• [Set task]: Give the count of lines in the data that include "this", with no other words.

#####

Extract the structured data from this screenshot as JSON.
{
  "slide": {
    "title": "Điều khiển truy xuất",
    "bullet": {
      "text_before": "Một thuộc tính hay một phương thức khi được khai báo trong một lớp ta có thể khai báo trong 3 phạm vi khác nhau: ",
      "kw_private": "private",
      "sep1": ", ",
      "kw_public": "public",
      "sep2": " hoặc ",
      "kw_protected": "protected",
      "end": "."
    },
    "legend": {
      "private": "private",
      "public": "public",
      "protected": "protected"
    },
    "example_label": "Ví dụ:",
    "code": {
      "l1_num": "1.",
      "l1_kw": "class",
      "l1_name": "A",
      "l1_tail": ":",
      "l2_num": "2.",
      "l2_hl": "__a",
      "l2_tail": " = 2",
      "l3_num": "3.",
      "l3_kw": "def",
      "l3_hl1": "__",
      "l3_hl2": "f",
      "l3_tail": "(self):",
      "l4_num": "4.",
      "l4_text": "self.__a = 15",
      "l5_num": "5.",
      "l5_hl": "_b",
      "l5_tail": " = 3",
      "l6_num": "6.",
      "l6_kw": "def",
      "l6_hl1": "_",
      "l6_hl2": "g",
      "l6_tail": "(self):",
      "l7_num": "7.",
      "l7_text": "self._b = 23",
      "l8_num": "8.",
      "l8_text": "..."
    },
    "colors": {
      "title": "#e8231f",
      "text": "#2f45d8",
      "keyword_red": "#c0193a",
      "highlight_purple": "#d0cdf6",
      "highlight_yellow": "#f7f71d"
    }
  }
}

#####

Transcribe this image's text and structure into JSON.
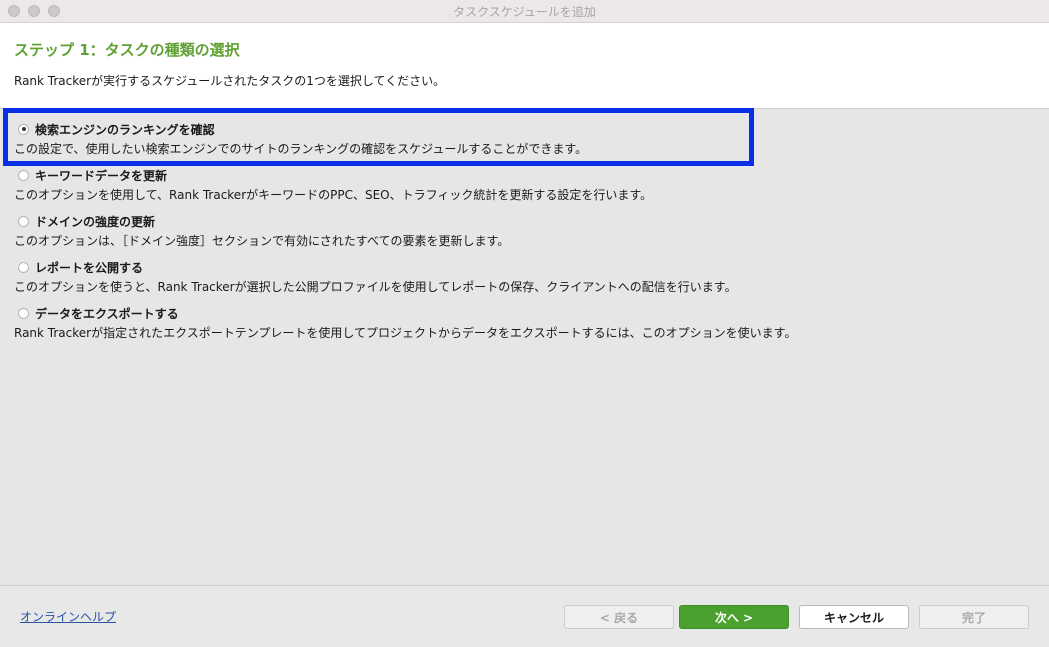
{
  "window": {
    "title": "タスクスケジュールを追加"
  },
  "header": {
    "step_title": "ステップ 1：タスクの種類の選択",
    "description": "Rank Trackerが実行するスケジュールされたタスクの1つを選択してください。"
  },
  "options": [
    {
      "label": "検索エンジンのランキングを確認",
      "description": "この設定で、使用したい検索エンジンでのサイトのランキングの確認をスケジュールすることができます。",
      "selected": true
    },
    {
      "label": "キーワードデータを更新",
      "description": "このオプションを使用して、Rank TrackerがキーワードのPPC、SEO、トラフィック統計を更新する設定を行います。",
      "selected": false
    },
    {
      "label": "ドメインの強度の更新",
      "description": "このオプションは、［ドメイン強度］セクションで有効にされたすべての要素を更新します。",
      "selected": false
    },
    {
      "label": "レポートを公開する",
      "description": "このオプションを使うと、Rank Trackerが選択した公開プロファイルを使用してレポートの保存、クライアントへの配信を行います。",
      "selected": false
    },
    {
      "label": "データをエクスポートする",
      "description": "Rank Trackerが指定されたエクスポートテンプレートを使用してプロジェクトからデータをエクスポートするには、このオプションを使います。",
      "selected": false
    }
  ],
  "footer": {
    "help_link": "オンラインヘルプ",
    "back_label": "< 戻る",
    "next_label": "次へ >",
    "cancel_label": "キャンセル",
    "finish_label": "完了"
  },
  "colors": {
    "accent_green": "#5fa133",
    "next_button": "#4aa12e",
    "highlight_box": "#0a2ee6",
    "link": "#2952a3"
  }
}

#####

• [The reply]: 2